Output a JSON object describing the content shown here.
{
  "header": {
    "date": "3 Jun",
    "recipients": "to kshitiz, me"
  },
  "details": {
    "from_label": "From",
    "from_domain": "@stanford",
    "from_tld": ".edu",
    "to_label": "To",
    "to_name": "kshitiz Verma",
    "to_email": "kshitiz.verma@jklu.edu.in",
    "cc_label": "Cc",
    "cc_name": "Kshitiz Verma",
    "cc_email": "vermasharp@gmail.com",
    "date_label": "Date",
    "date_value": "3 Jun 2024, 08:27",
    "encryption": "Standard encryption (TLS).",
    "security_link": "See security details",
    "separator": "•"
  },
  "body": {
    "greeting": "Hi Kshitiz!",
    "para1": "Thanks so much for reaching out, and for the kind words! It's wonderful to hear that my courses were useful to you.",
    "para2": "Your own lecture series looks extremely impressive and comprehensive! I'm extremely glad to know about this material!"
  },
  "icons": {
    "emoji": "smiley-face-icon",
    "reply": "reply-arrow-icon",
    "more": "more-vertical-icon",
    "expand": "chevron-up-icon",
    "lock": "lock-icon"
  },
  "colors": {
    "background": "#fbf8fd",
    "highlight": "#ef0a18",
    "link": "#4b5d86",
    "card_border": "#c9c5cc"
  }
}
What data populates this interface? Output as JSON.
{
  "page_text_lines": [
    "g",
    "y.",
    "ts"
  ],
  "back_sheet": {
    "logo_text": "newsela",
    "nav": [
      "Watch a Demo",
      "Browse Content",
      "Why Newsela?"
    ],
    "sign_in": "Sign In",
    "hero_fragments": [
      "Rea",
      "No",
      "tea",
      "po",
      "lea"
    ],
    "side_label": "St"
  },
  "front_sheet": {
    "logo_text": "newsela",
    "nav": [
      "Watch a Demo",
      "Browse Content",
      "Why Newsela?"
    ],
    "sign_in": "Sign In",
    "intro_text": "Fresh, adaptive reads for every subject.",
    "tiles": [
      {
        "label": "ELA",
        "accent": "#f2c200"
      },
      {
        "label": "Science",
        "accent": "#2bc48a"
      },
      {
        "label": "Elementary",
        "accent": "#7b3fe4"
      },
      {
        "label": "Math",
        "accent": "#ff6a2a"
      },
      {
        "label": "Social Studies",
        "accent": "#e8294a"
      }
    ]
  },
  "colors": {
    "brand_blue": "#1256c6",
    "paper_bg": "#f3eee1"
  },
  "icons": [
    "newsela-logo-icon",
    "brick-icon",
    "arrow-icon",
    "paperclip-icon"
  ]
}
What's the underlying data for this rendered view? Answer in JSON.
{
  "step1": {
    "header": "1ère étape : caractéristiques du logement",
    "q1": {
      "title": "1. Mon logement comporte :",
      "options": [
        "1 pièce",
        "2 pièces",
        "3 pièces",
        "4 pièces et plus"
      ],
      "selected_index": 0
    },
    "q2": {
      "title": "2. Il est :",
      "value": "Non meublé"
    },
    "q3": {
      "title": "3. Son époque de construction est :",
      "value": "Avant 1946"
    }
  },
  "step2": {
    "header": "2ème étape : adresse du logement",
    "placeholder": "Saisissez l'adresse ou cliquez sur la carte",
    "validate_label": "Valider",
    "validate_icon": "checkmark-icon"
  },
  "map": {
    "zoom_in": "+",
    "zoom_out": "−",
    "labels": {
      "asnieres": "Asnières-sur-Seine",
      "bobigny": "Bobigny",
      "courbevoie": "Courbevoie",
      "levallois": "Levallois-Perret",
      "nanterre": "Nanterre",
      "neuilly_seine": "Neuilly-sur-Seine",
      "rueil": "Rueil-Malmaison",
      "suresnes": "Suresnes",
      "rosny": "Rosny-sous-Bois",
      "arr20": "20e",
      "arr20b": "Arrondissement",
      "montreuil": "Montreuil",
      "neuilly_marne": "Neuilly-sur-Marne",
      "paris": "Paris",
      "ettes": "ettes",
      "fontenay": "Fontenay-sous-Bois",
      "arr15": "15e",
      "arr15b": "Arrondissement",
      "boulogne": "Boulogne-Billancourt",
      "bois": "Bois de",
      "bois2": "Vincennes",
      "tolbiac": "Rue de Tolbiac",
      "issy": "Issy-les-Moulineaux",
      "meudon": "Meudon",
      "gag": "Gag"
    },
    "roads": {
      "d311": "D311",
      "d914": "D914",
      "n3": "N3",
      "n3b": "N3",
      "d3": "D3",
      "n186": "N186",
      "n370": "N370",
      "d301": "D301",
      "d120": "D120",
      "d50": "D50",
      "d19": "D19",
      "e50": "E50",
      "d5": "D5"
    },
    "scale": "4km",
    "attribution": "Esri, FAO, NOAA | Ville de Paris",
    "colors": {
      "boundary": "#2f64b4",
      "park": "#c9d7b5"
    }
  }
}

•••••

**What you need to do**:
Restate every record exactly, leaving nothing out.

**Solution**:
Output a JSON object describing the content shown here.
{
  "header": {
    "date": "3 Jun",
    "recipients": "to kshitiz, me"
  },
  "details": {
    "from_label": "From",
    "from_domain": "@stanford",
    "from_tld": ".edu",
    "to_label": "To",
    "to_name": "kshitiz Verma",
    "to_email": "kshitiz.verma@jklu.edu.in",
    "cc_label": "Cc",
    "cc_name": "Kshitiz Verma",
    "cc_email": "vermasharp@gmail.com",
    "date_label": "Date",
    "date_value": "3 Jun 2024, 08:27",
    "encryption": "Standard encryption (TLS).",
    "security_link": "See security details",
    "separator": "•"
  },
  "body": {
    "greeting": "Hi Kshitiz!",
    "para1": "Thanks so much for reaching out, and for the kind words! It's wonderful to hear that my courses were useful to you.",
    "para2": "Your own lecture series looks extremely impressive and comprehensive! I'm extremely glad to know about this material!"
  },
  "icons": {
    "emoji": "smiley-face-icon",
    "reply": "reply-arrow-icon",
    "more": "more-vertical-icon",
    "expand": "chevron-up-icon",
    "lock": "lock-icon"
  },
  "colors": {
    "background": "#fbf8fd",
    "highlight": "#ef0a18",
    "link": "#4b5d86",
    "card_border": "#c9c5cc"
  }
}
What data populates this interface? Output as JSON.
{
  "page_text_lines": [
    "g",
    "y.",
    "ts"
  ],
  "back_sheet": {
    "logo_text": "newsela",
    "nav": [
      "Watch a Demo",
      "Browse Content",
      "Why Newsela?"
    ],
    "sign_in": "Sign In",
    "hero_fragments": [
      "Rea",
      "No",
      "tea",
      "po",
      "lea"
    ],
    "side_label": "St"
  },
  "front_sheet": {
    "logo_text": "newsela",
    "nav": [
      "Watch a Demo",
      "Browse Content",
      "Why Newsela?"
    ],
    "sign_in": "Sign In",
    "intro_text": "Fresh, adaptive reads for every subject.",
    "tiles": [
      {
        "label": "ELA",
        "accent": "#f2c200"
      },
      {
        "label": "Science",
        "accent": "#2bc48a"
      },
      {
        "label": "Elementary",
        "accent": "#7b3fe4"
      },
      {
        "label": "Math",
        "accent": "#ff6a2a"
      },
      {
        "label": "Social Studies",
        "accent": "#e8294a"
      }
    ]
  },
  "colors": {
    "brand_blue": "#1256c6",
    "paper_bg": "#f3eee1"
  },
  "icons": [
    "newsela-logo-icon",
    "brick-icon",
    "arrow-icon",
    "paperclip-icon"
  ]
}
What's the underlying data for this rendered view? Answer in JSON.
{
  "step1": {
    "header": "1ère étape : caractéristiques du logement",
    "q1": {
      "title": "1. Mon logement comporte :",
      "options": [
        "1 pièce",
        "2 pièces",
        "3 pièces",
        "4 pièces et plus"
      ],
      "selected_index": 0
    },
    "q2": {
      "title": "2. Il est :",
      "value": "Non meublé"
    },
    "q3": {
      "title": "3. Son époque de construction est :",
      "value": "Avant 1946"
    }
  },
  "step2": {
    "header": "2ème étape : adresse du logement",
    "placeholder": "Saisissez l'adresse ou cliquez sur la carte",
    "validate_label": "Valider",
    "validate_icon": "checkmark-icon"
  },
  "map": {
    "zoom_in": "+",
    "zoom_out": "−",
    "labels": {
      "asnieres": "Asnières-sur-Seine",
      "bobigny": "Bobigny",
      "courbevoie": "Courbevoie",
      "levallois": "Levallois-Perret",
      "nanterre": "Nanterre",
      "neuilly_seine": "Neuilly-sur-Seine",
      "rueil": "Rueil-Malmaison",
      "suresnes": "Suresnes",
      "rosny": "Rosny-sous-Bois",
      "arr20": "20e",
      "arr20b": "Arrondissement",
      "montreuil": "Montreuil",
      "neuilly_marne": "Neuilly-sur-Marne",
      "paris": "Paris",
      "ettes": "ettes",
      "fontenay": "Fontenay-sous-Bois",
      "arr15": "15e",
      "arr15b": "Arrondissement",
      "boulogne": "Boulogne-Billancourt",
      "bois": "Bois de",
      "bois2": "Vincennes",
      "tolbiac": "Rue de Tolbiac",
      "issy": "Issy-les-Moulineaux",
      "meudon": "Meudon",
      "gag": "Gag"
    },
    "roads": {
      "d311": "D311",
      "d914": "D914",
      "n3": "N3",
      "n3b": "N3",
      "d3": "D3",
      "n186": "N186",
      "n370": "N370",
      "d301": "D301",
      "d120": "D120",
      "d50": "D50",
      "d19": "D19",
      "e50": "E50",
      "d5": "D5"
    },
    "scale": "4km",
    "attribution": "Esri, FAO, NOAA | Ville de Paris",
    "colors": {
      "boundary": "#2f64b4",
      "park": "#c9d7b5"
    }
  }
}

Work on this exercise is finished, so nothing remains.